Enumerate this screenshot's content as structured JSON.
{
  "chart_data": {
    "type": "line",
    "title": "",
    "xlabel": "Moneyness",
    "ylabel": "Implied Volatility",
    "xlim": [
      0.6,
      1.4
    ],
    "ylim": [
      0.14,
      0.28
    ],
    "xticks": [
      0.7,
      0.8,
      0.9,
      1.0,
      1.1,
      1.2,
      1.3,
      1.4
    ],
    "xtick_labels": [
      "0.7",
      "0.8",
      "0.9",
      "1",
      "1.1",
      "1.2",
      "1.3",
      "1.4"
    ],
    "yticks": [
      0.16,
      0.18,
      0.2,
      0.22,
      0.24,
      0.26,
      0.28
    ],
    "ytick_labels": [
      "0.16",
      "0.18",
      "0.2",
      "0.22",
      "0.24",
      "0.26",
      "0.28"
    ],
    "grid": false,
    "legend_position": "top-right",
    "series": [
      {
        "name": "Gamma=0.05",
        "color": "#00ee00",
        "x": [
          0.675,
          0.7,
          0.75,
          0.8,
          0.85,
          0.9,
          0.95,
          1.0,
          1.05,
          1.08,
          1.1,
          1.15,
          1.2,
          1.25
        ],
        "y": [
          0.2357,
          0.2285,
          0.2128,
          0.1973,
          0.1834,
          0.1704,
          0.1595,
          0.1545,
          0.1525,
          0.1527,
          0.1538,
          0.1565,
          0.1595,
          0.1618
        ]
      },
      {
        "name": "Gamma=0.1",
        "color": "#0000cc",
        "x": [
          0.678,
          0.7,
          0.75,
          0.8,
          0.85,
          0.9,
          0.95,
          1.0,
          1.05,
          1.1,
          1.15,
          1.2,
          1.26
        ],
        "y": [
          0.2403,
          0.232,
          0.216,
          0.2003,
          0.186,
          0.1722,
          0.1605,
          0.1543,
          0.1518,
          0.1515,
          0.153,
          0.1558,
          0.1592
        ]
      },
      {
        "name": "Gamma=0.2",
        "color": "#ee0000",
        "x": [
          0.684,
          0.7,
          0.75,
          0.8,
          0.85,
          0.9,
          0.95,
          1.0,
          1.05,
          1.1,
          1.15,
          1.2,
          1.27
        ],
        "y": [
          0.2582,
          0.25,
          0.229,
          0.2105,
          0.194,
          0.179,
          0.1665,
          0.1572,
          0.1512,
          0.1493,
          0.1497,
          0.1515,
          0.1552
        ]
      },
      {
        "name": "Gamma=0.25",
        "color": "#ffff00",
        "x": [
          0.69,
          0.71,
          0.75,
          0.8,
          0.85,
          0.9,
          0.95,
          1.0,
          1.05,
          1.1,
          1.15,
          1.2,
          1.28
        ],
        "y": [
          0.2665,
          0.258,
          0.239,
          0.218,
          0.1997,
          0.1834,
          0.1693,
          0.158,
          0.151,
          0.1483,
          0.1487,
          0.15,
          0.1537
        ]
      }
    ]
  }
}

· · · · · · ·

### Written problem
Above are the records; retype them all without a single difference.

### Solution for this problem
Enumerate this screenshot's content as structured JSON.
{
  "chart_data": {
    "type": "line",
    "title": "",
    "xlabel": "Moneyness",
    "ylabel": "Implied Volatility",
    "xlim": [
      0.6,
      1.4
    ],
    "ylim": [
      0.14,
      0.28
    ],
    "xticks": [
      0.7,
      0.8,
      0.9,
      1.0,
      1.1,
      1.2,
      1.3,
      1.4
    ],
    "xtick_labels": [
      "0.7",
      "0.8",
      "0.9",
      "1",
      "1.1",
      "1.2",
      "1.3",
      "1.4"
    ],
    "yticks": [
      0.16,
      0.18,
      0.2,
      0.22,
      0.24,
      0.26,
      0.28
    ],
    "ytick_labels": [
      "0.16",
      "0.18",
      "0.2",
      "0.22",
      "0.24",
      "0.26",
      "0.28"
    ],
    "grid": false,
    "legend_position": "top-right",
    "series": [
      {
        "name": "Gamma=0.05",
        "color": "#00ee00",
        "x": [
          0.675,
          0.7,
          0.75,
          0.8,
          0.85,
          0.9,
          0.95,
          1.0,
          1.05,
          1.08,
          1.1,
          1.15,
          1.2,
          1.25
        ],
        "y": [
          0.2357,
          0.2285,
          0.2128,
          0.1973,
          0.1834,
          0.1704,
          0.1595,
          0.1545,
          0.1525,
          0.1527,
          0.1538,
          0.1565,
          0.1595,
          0.1618
        ]
      },
      {
        "name": "Gamma=0.1",
        "color": "#0000cc",
        "x": [
          0.678,
          0.7,
          0.75,
          0.8,
          0.85,
          0.9,
          0.95,
          1.0,
          1.05,
          1.1,
          1.15,
          1.2,
          1.26
        ],
        "y": [
          0.2403,
          0.232,
          0.216,
          0.2003,
          0.186,
          0.1722,
          0.1605,
          0.1543,
          0.1518,
          0.1515,
          0.153,
          0.1558,
          0.1592
        ]
      },
      {
        "name": "Gamma=0.2",
        "color": "#ee0000",
        "x": [
          0.684,
          0.7,
          0.75,
          0.8,
          0.85,
          0.9,
          0.95,
          1.0,
          1.05,
          1.1,
          1.15,
          1.2,
          1.27
        ],
        "y": [
          0.2582,
          0.25,
          0.229,
          0.2105,
          0.194,
          0.179,
          0.1665,
          0.1572,
          0.1512,
          0.1493,
          0.1497,
          0.1515,
          0.1552
        ]
      },
      {
        "name": "Gamma=0.25",
        "color": "#ffff00",
        "x": [
          0.69,
          0.71,
          0.75,
          0.8,
          0.85,
          0.9,
          0.95,
          1.0,
          1.05,
          1.1,
          1.15,
          1.2,
          1.28
        ],
        "y": [
          0.2665,
          0.258,
          0.239,
          0.218,
          0.1997,
          0.1834,
          0.1693,
          0.158,
          0.151,
          0.1483,
          0.1487,
          0.15,
          0.1537
        ]
      }
    ]
  }
}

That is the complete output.